**Work instructions**: From the data that follows, copy every line holding the string "etiam".

Source data:

Start

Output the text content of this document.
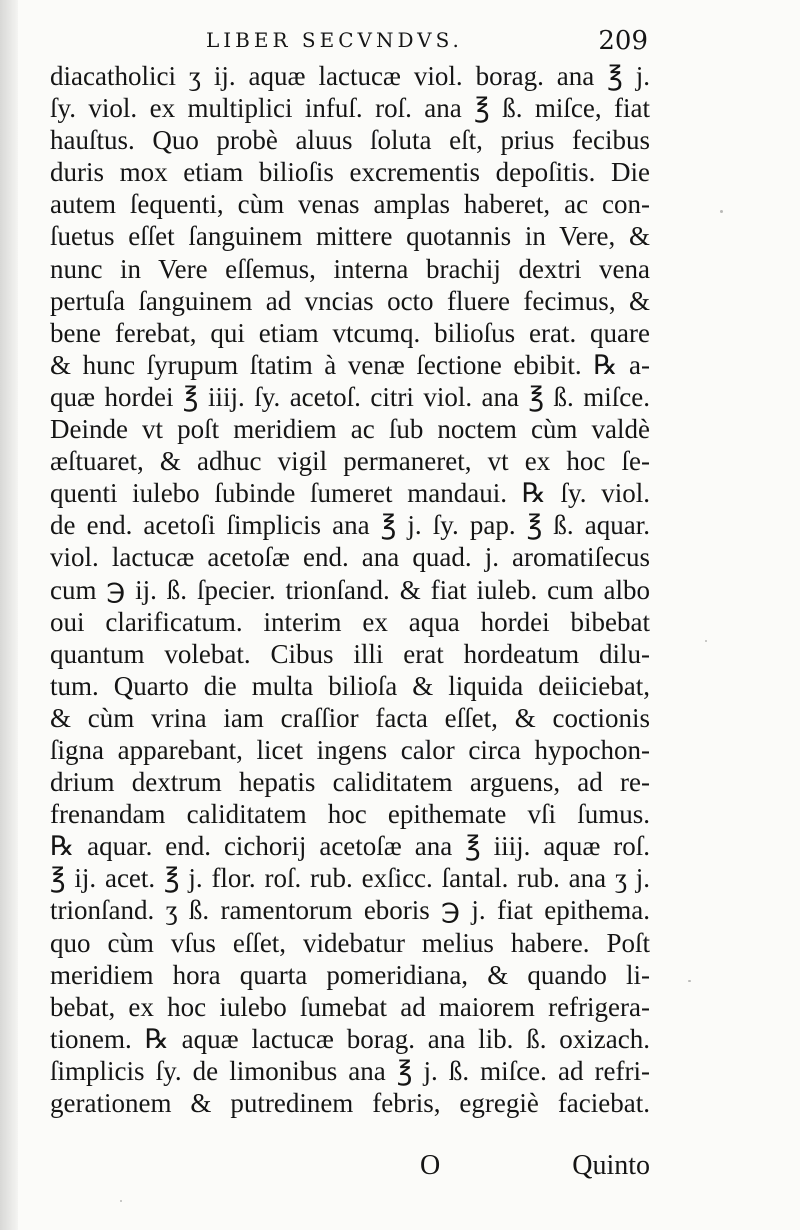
LIBER SECVNDVS.	209
diacatholici ʒ ij. aquæ lactucæ viol. borag. ana ℥ j.
ſy. viol. ex multiplici infuſ. roſ. ana ℥ ß. miſce, fiat
hauſtus. Quo probè aluus ſoluta eſt, prius fecibus
duris mox etiam bilioſis excrementis depoſitis. Die
autem ſequenti, cùm venas amplas haberet, ac con-
ſuetus eſſet ſanguinem mittere quotannis in Vere, &
nunc in Vere eſſemus, interna brachij dextri vena
pertuſa ſanguinem ad vncias octo fluere fecimus, &
bene ferebat, qui etiam vtcumq. bilioſus erat. quare
& hunc ſyrupum ſtatim à venæ ſectione ebibit. ℞ a-
quæ hordei ℥ iiij. ſy. acetoſ. citri viol. ana ℥ ß. miſce.
Deinde vt poſt meridiem ac ſub noctem cùm valdè
æſtuaret, & adhuc vigil permaneret, vt ex hoc ſe-
quenti iulebo ſubinde ſumeret mandaui. ℞ ſy. viol.
de end. acetoſi ſimplicis ana ℥ j. ſy. pap. ℥ ß. aquar.
viol. lactucæ acetoſæ end. ana quad. j. aromatiſecus
cum ℈ ij. ß. ſpecier. trionſand. & fiat iuleb. cum albo
oui clarificatum. interim ex aqua hordei bibebat
quantum volebat. Cibus illi erat hordeatum dilu-
tum. Quarto die multa bilioſa & liquida deiiciebat,
& cùm vrina iam craſſior facta eſſet, & coctionis
ſigna apparebant, licet ingens calor circa hypochon-
drium dextrum hepatis caliditatem arguens, ad re-
frenandam caliditatem hoc epithemate vſi ſumus.
℞ aquar. end. cichorij acetoſæ ana ℥ iiij. aquæ roſ.
℥ ij. acet. ℥ j. flor. roſ. rub. exſicc. ſantal. rub. ana ʒ j.
trionſand. ʒ ß. ramentorum eboris ℈ j. fiat epithema.
quo cùm vſus eſſet, videbatur melius habere. Poſt
meridiem hora quarta pomeridiana, & quando li-
bebat, ex hoc iulebo ſumebat ad maiorem refrigera-
tionem. ℞ aquæ lactucæ borag. ana lib. ß. oxizach.
ſimplicis ſy. de limonibus ana ℥ j. ß. miſce. ad refri-
gerationem & putredinem febris, egregiè faciebat.
O	Quinto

End

**Output of the exercise**:
duris mox etiam bilioſis excrementis depoſitis. Die
bene ferebat, qui etiam vtcumq. bilioſus erat. quare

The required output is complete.